* [Task brief]:
Can the data below be set down again exactly, line for line?

* [The records]:
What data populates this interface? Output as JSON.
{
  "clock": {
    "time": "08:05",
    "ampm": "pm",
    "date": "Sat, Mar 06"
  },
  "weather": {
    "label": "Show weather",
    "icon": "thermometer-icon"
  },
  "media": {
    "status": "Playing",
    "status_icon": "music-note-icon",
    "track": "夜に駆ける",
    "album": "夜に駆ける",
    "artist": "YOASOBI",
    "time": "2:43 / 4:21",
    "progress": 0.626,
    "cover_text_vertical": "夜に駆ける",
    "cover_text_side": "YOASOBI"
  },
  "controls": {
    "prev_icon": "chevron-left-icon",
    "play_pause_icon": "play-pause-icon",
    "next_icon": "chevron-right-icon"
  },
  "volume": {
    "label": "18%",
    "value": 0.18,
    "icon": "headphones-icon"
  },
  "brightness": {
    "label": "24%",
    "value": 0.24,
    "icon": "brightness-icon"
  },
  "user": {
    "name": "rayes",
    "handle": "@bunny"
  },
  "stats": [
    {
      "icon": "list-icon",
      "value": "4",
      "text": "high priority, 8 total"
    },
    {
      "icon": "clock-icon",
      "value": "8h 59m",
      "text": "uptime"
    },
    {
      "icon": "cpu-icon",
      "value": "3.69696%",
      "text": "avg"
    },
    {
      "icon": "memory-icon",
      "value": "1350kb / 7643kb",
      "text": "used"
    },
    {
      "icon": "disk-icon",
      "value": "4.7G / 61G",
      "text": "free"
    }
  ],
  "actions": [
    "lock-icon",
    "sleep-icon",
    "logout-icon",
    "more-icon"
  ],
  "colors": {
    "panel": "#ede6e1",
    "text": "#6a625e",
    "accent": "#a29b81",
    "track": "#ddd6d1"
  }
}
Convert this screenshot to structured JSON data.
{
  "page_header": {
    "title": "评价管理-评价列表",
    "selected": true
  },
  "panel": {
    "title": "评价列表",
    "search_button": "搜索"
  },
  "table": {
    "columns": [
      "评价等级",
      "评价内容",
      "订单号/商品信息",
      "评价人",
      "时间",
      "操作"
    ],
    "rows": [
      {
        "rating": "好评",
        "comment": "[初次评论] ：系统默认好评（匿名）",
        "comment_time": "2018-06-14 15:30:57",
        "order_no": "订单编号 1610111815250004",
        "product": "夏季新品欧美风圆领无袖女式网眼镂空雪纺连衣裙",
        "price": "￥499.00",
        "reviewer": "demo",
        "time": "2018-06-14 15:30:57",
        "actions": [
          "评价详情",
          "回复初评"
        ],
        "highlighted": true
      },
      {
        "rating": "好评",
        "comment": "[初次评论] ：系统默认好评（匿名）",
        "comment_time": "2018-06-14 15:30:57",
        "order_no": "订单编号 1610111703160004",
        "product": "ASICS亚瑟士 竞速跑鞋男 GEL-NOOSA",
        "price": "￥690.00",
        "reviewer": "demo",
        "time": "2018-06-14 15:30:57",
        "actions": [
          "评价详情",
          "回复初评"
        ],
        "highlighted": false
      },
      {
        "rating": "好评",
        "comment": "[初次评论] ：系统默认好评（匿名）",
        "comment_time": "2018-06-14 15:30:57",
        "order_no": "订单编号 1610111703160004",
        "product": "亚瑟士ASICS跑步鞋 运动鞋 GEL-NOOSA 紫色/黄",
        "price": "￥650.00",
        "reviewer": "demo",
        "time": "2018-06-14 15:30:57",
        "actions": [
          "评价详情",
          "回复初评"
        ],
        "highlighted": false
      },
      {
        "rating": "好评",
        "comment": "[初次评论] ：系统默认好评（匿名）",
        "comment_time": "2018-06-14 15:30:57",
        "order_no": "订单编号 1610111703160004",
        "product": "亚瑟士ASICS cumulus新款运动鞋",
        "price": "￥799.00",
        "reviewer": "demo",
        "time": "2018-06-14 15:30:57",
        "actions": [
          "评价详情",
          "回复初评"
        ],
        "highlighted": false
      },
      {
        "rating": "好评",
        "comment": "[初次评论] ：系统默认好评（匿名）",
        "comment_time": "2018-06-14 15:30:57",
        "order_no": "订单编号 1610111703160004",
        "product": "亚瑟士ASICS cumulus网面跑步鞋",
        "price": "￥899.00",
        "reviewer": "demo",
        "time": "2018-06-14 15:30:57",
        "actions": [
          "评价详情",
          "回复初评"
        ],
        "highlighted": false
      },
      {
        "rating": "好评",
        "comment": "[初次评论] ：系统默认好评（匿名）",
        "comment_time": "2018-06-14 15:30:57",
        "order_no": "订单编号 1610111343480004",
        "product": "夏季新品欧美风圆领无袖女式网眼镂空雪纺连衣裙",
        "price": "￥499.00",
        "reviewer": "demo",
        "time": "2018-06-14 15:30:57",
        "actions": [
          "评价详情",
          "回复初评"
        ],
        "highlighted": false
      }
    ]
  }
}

* [Solution to the problem]:
What data populates this interface? Output as JSON.
{
  "clock": {
    "time": "08:05",
    "ampm": "pm",
    "date": "Sat, Mar 06"
  },
  "weather": {
    "label": "Show weather",
    "icon": "thermometer-icon"
  },
  "media": {
    "status": "Playing",
    "status_icon": "music-note-icon",
    "track": "夜に駆ける",
    "album": "夜に駆ける",
    "artist": "YOASOBI",
    "time": "2:43 / 4:21",
    "progress": 0.626,
    "cover_text_vertical": "夜に駆ける",
    "cover_text_side": "YOASOBI"
  },
  "controls": {
    "prev_icon": "chevron-left-icon",
    "play_pause_icon": "play-pause-icon",
    "next_icon": "chevron-right-icon"
  },
  "volume": {
    "label": "18%",
    "value": 0.18,
    "icon": "headphones-icon"
  },
  "brightness": {
    "label": "24%",
    "value": 0.24,
    "icon": "brightness-icon"
  },
  "user": {
    "name": "rayes",
    "handle": "@bunny"
  },
  "stats": [
    {
      "icon": "list-icon",
      "value": "4",
      "text": "high priority, 8 total"
    },
    {
      "icon": "clock-icon",
      "value": "8h 59m",
      "text": "uptime"
    },
    {
      "icon": "cpu-icon",
      "value": "3.69696%",
      "text": "avg"
    },
    {
      "icon": "memory-icon",
      "value": "1350kb / 7643kb",
      "text": "used"
    },
    {
      "icon": "disk-icon",
      "value": "4.7G / 61G",
      "text": "free"
    }
  ],
  "actions": [
    "lock-icon",
    "sleep-icon",
    "logout-icon",
    "more-icon"
  ],
  "colors": {
    "panel": "#ede6e1",
    "text": "#6a625e",
    "accent": "#a29b81",
    "track": "#ddd6d1"
  }
}
Convert this screenshot to structured JSON data.
{
  "page_header": {
    "title": "评价管理-评价列表",
    "selected": true
  },
  "panel": {
    "title": "评价列表",
    "search_button": "搜索"
  },
  "table": {
    "columns": [
      "评价等级",
      "评价内容",
      "订单号/商品信息",
      "评价人",
      "时间",
      "操作"
    ],
    "rows": [
      {
        "rating": "好评",
        "comment": "[初次评论] ：系统默认好评（匿名）",
        "comment_time": "2018-06-14 15:30:57",
        "order_no": "订单编号 1610111815250004",
        "product": "夏季新品欧美风圆领无袖女式网眼镂空雪纺连衣裙",
        "price": "￥499.00",
        "reviewer": "demo",
        "time": "2018-06-14 15:30:57",
        "actions": [
          "评价详情",
          "回复初评"
        ],
        "highlighted": true
      },
      {
        "rating": "好评",
        "comment": "[初次评论] ：系统默认好评（匿名）",
        "comment_time": "2018-06-14 15:30:57",
        "order_no": "订单编号 1610111703160004",
        "product": "ASICS亚瑟士 竞速跑鞋男 GEL-NOOSA",
        "price": "￥690.00",
        "reviewer": "demo",
        "time": "2018-06-14 15:30:57",
        "actions": [
          "评价详情",
          "回复初评"
        ],
        "highlighted": false
      },
      {
        "rating": "好评",
        "comment": "[初次评论] ：系统默认好评（匿名）",
        "comment_time": "2018-06-14 15:30:57",
        "order_no": "订单编号 1610111703160004",
        "product": "亚瑟士ASICS跑步鞋 运动鞋 GEL-NOOSA 紫色/黄",
        "price": "￥650.00",
        "reviewer": "demo",
        "time": "2018-06-14 15:30:57",
        "actions": [
          "评价详情",
          "回复初评"
        ],
        "highlighted": false
      },
      {
        "rating": "好评",
        "comment": "[初次评论] ：系统默认好评（匿名）",
        "comment_time": "2018-06-14 15:30:57",
        "order_no": "订单编号 1610111703160004",
        "product": "亚瑟士ASICS cumulus新款运动鞋",
        "price": "￥799.00",
        "reviewer": "demo",
        "time": "2018-06-14 15:30:57",
        "actions": [
          "评价详情",
          "回复初评"
        ],
        "highlighted": false
      },
      {
        "rating": "好评",
        "comment": "[初次评论] ：系统默认好评（匿名）",
        "comment_time": "2018-06-14 15:30:57",
        "order_no": "订单编号 1610111703160004",
        "product": "亚瑟士ASICS cumulus网面跑步鞋",
        "price": "￥899.00",
        "reviewer": "demo",
        "time": "2018-06-14 15:30:57",
        "actions": [
          "评价详情",
          "回复初评"
        ],
        "highlighted": false
      },
      {
        "rating": "好评",
        "comment": "[初次评论] ：系统默认好评（匿名）",
        "comment_time": "2018-06-14 15:30:57",
        "order_no": "订单编号 1610111343480004",
        "product": "夏季新品欧美风圆领无袖女式网眼镂空雪纺连衣裙",
        "price": "￥499.00",
        "reviewer": "demo",
        "time": "2018-06-14 15:30:57",
        "actions": [
          "评价详情",
          "回复初评"
        ],
        "highlighted": false
      }
    ]
  }
}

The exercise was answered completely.